* _STATED PROBLEM_:
Lines that include the word "title" are the ones to copy.

▼

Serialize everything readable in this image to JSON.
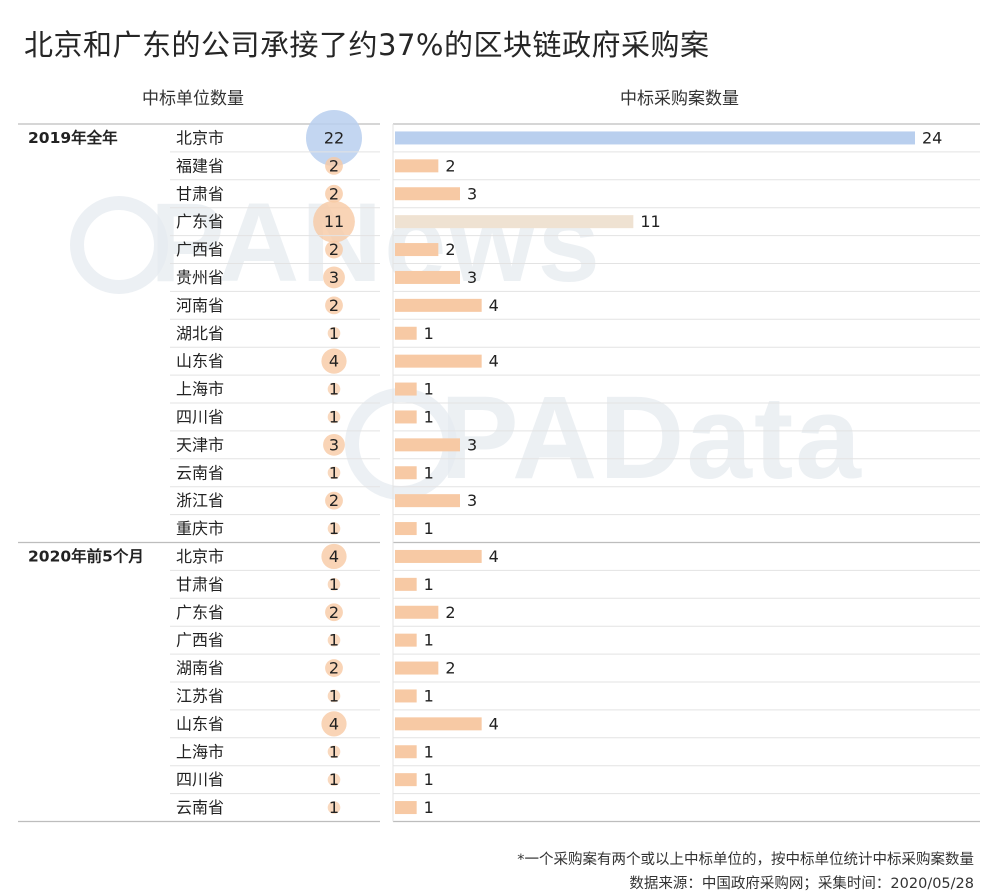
{
  "title": "北京和广东的公司承接了约37%的区块链政府采购案",
  "left_header": "中标单位数量",
  "right_header": "中标采购案数量",
  "watermarks": [
    "PANews",
    "PAData"
  ],
  "footnote": "*一个采购案有两个或以上中标单位的，按中标单位统计中标采购案数量",
  "source": "数据来源：中国政府采购网；采集时间：2020/05/28",
  "colors": {
    "highlight": "#b9cfee",
    "bar": "#f7c9a4",
    "grid": "#e3e3e3",
    "group_line": "#bdbdbd"
  },
  "chart_data": {
    "type": "bar",
    "orientation": "horizontal",
    "title": "北京和广东的公司承接了约37%的区块链政府采购案",
    "measures": [
      "中标单位数量",
      "中标采购案数量"
    ],
    "groups": [
      {
        "name": "2019年全年",
        "rows": [
          {
            "province": "北京市",
            "units": 22,
            "cases": 24
          },
          {
            "province": "福建省",
            "units": 2,
            "cases": 2
          },
          {
            "province": "甘肃省",
            "units": 2,
            "cases": 3
          },
          {
            "province": "广东省",
            "units": 11,
            "cases": 11
          },
          {
            "province": "广西省",
            "units": 2,
            "cases": 2
          },
          {
            "province": "贵州省",
            "units": 3,
            "cases": 3
          },
          {
            "province": "河南省",
            "units": 2,
            "cases": 4
          },
          {
            "province": "湖北省",
            "units": 1,
            "cases": 1
          },
          {
            "province": "山东省",
            "units": 4,
            "cases": 4
          },
          {
            "province": "上海市",
            "units": 1,
            "cases": 1
          },
          {
            "province": "四川省",
            "units": 1,
            "cases": 1
          },
          {
            "province": "天津市",
            "units": 3,
            "cases": 3
          },
          {
            "province": "云南省",
            "units": 1,
            "cases": 1
          },
          {
            "province": "浙江省",
            "units": 2,
            "cases": 3
          },
          {
            "province": "重庆市",
            "units": 1,
            "cases": 1
          }
        ]
      },
      {
        "name": "2020年前5个月",
        "rows": [
          {
            "province": "北京市",
            "units": 4,
            "cases": 4
          },
          {
            "province": "甘肃省",
            "units": 1,
            "cases": 1
          },
          {
            "province": "广东省",
            "units": 2,
            "cases": 2
          },
          {
            "province": "广西省",
            "units": 1,
            "cases": 1
          },
          {
            "province": "湖南省",
            "units": 2,
            "cases": 2
          },
          {
            "province": "江苏省",
            "units": 1,
            "cases": 1
          },
          {
            "province": "山东省",
            "units": 4,
            "cases": 4
          },
          {
            "province": "上海市",
            "units": 1,
            "cases": 1
          },
          {
            "province": "四川省",
            "units": 1,
            "cases": 1
          },
          {
            "province": "云南省",
            "units": 1,
            "cases": 1
          }
        ]
      }
    ],
    "xlim": [
      0,
      24
    ],
    "highlight": [
      {
        "group": "2019年全年",
        "province": "北京市"
      },
      {
        "group": "2019年全年",
        "province": "广东省"
      }
    ]
  }
}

▲

* _TASK SOLUTION_:
  "title": "北京和广东的公司承接了约37%的区块链政府采购案",
    "title": "北京和广东的公司承接了约37%的区块链政府采购案",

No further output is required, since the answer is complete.